**EXERCISE BRIEF:**
According to the text on filesystem caching, how can a file-reading benchmark be made to measure disk speed?

Consider a naive file reading benchmark that opens a small file, then reads it to "see how fast the disk goes." If the file was recently created, then all of the file may be in memory. Otherwise, the first read through will load it into memory. Subsequent runs may be fully cached with a 100 percent hit rate and no page ins from disk at all. The benchmark ends up measuring memory speed, not disk speed. The best way to make the benchmark measure disk speed is to invalidate the cache entries by unmounting and remounting the filesystem between each run of the test.
The complexities of the entire virtual memory system and paging algorithm are beyond the scope of this article. The key thing to understand is that data is only evicted from the cache if the free memory list gets too small. The data that is evicted is any page that has not been referenced recently -- where recently can mean a few seconds to a few minutes. Page-out operations occur whenever data is reclaimed for the free list due to a memory shortage. Page outs occur to all filesystems but are often concentrated on the swap space.
Disk array write cache
Disk array units, such as Sun's SPARCstorage Array or hardware RAID subsystems from other vendors, contain their own cache RAM. This cache is so small in comparison to the amount of disk space in the array, that it is not very useful as a read cache. If there is a lot of data to read and reread, it would be better to add large amounts of RAM to the main system than to add it to the disk subsystem. The in-memory page cache is a faster and more useful place to cache data.

**INFORMATION PROVIDED:**
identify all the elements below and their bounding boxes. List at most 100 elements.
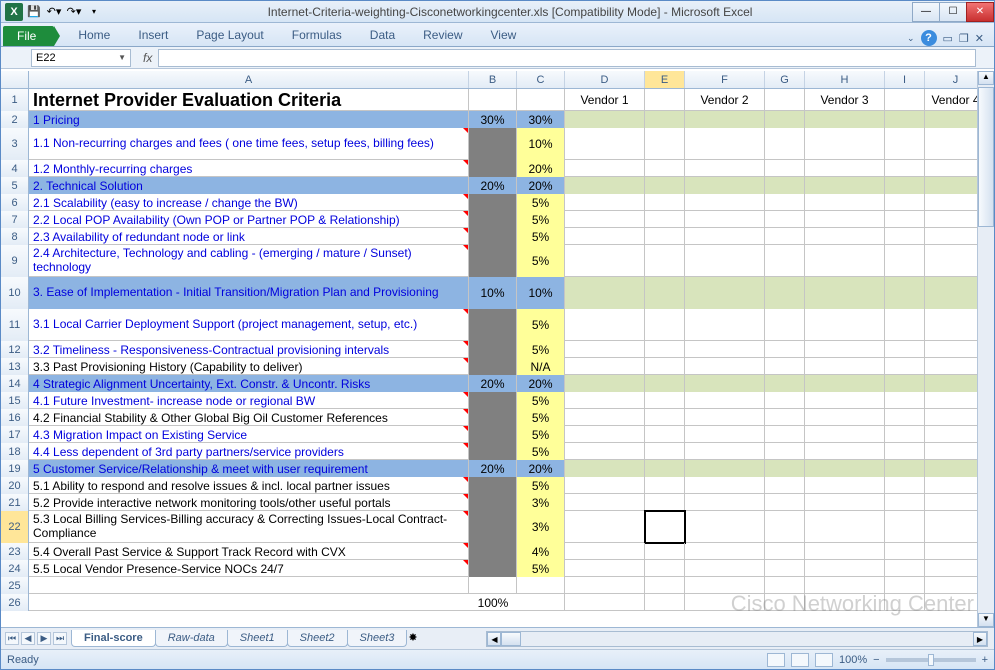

**ANSWER TO THIS EXERCISE:**
Invalidate the cache entries by unmounting and remounting the filesystem between each run of the test.